*Short exercise*. Return the records below character for character, starting at the first line and ending at the line that contains "1076, 2548, 1413]".

Excerpts from a layout annotation set:
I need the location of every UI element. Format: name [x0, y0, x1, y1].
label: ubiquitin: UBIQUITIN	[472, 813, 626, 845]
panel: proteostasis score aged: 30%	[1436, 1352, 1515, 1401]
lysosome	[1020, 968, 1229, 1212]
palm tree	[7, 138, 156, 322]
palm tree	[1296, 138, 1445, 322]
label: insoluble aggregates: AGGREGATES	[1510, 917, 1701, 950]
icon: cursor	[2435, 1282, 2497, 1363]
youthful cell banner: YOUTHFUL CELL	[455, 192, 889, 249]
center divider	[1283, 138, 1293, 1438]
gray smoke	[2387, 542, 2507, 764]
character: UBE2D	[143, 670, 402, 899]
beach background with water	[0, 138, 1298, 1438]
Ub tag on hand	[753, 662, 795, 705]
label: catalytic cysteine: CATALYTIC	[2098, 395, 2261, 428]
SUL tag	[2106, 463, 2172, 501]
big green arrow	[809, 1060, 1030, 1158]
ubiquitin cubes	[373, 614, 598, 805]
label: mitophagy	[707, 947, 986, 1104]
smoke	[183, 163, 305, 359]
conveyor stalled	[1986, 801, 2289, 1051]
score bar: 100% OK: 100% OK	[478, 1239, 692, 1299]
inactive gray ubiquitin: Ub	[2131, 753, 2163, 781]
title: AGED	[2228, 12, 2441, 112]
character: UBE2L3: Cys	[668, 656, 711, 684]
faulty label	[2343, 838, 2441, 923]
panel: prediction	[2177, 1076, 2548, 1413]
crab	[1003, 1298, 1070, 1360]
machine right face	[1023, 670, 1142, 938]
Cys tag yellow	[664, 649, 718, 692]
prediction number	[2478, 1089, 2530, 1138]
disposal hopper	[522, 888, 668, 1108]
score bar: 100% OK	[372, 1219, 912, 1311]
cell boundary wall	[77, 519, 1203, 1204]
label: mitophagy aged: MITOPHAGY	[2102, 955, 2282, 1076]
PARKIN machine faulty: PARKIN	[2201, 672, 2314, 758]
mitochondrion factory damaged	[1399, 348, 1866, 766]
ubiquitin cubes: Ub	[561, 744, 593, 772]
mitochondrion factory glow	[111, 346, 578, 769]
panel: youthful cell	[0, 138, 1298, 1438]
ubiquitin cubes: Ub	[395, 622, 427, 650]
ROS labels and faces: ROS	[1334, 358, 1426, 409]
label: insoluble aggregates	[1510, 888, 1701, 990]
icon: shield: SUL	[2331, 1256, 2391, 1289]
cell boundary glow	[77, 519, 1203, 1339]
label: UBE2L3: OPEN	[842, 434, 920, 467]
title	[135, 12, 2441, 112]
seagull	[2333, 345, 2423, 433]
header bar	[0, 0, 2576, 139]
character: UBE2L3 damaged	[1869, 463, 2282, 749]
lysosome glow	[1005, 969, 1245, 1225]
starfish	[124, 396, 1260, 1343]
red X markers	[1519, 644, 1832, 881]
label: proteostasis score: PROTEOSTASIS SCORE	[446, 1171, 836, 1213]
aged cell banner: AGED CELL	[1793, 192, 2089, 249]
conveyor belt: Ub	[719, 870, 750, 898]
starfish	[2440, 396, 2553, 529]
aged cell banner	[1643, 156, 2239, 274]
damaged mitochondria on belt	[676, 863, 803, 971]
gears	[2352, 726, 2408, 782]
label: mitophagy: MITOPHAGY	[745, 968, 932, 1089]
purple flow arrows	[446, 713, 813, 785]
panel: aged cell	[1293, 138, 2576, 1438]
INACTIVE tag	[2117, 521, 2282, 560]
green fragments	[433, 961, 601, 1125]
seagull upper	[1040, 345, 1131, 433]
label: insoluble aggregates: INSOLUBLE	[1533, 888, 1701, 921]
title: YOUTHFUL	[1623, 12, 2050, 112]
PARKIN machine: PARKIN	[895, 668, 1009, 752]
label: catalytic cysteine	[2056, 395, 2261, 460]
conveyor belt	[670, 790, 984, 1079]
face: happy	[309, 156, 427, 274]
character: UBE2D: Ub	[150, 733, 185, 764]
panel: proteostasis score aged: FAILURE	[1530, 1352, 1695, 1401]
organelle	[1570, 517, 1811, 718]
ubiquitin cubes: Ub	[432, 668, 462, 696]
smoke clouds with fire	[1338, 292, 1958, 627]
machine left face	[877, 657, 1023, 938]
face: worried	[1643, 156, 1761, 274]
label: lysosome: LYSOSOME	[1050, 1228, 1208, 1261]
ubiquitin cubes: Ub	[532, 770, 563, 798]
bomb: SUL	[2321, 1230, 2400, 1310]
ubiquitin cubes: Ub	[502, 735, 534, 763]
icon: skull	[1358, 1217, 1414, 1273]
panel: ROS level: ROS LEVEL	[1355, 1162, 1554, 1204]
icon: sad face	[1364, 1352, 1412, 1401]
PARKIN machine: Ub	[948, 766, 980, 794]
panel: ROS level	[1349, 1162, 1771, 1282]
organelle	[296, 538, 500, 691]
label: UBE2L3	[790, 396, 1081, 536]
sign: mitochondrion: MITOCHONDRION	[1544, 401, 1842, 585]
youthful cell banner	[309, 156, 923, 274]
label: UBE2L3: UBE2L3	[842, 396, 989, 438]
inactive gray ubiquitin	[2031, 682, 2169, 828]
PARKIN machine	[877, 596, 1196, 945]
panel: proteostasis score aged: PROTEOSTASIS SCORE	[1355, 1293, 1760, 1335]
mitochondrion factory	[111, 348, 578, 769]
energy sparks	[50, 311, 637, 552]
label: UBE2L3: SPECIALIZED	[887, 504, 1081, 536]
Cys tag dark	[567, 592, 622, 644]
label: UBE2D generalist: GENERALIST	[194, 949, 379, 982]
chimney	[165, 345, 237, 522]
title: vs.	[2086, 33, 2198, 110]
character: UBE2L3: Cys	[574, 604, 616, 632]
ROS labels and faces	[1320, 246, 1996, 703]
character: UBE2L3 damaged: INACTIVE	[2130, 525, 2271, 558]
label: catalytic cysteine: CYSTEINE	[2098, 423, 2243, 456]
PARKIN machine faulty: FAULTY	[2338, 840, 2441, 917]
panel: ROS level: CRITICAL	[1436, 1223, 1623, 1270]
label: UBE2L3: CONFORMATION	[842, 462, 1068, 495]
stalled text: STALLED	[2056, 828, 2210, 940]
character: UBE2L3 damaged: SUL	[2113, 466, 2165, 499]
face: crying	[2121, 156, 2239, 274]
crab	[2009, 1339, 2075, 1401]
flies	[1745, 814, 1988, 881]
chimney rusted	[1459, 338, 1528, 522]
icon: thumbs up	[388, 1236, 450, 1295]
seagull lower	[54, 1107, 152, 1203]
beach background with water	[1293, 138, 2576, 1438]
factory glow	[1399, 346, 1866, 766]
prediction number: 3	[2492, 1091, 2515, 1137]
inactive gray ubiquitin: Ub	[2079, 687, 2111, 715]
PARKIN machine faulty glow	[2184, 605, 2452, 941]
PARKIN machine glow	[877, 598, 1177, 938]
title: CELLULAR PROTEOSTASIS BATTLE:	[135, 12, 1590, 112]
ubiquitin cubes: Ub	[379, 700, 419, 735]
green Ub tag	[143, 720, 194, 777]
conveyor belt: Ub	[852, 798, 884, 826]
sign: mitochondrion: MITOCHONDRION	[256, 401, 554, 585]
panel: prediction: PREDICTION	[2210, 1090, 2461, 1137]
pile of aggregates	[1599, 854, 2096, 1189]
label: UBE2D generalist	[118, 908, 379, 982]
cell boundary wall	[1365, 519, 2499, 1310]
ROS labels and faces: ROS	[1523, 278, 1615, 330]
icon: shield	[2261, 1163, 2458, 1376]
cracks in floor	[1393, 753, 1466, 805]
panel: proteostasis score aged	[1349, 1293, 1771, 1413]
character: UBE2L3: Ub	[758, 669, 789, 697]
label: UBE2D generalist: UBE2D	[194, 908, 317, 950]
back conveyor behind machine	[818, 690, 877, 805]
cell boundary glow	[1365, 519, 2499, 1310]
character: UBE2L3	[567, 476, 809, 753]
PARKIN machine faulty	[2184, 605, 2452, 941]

*Exercise solution*.
I need the location of every UI element. Format: name [x0, y0, x1, y1].
label: ubiquitin: UBIQUITIN	[472, 813, 626, 845]
panel: proteostasis score aged: 30%	[1436, 1352, 1515, 1401]
lysosome	[1020, 968, 1229, 1212]
palm tree	[7, 138, 156, 322]
palm tree	[1296, 138, 1445, 322]
label: insoluble aggregates: AGGREGATES	[1510, 917, 1701, 950]
icon: cursor	[2435, 1282, 2497, 1363]
youthful cell banner: YOUTHFUL CELL	[455, 192, 889, 249]
center divider	[1283, 138, 1293, 1438]
gray smoke	[2387, 542, 2507, 764]
character: UBE2D	[143, 670, 402, 899]
beach background with water	[0, 138, 1298, 1438]
Ub tag on hand	[753, 662, 795, 705]
label: catalytic cysteine: CATALYTIC	[2098, 395, 2261, 428]
SUL tag	[2106, 463, 2172, 501]
big green arrow	[809, 1060, 1030, 1158]
ubiquitin cubes	[373, 614, 598, 805]
label: mitophagy	[707, 947, 986, 1104]
smoke	[183, 163, 305, 359]
conveyor stalled	[1986, 801, 2289, 1051]
score bar: 100% OK: 100% OK	[478, 1239, 692, 1299]
inactive gray ubiquitin: Ub	[2131, 753, 2163, 781]
title: AGED	[2228, 12, 2441, 112]
character: UBE2L3: Cys	[668, 656, 711, 684]
faulty label	[2343, 838, 2441, 923]
panel: prediction	[2177, 1076, 2548, 1413]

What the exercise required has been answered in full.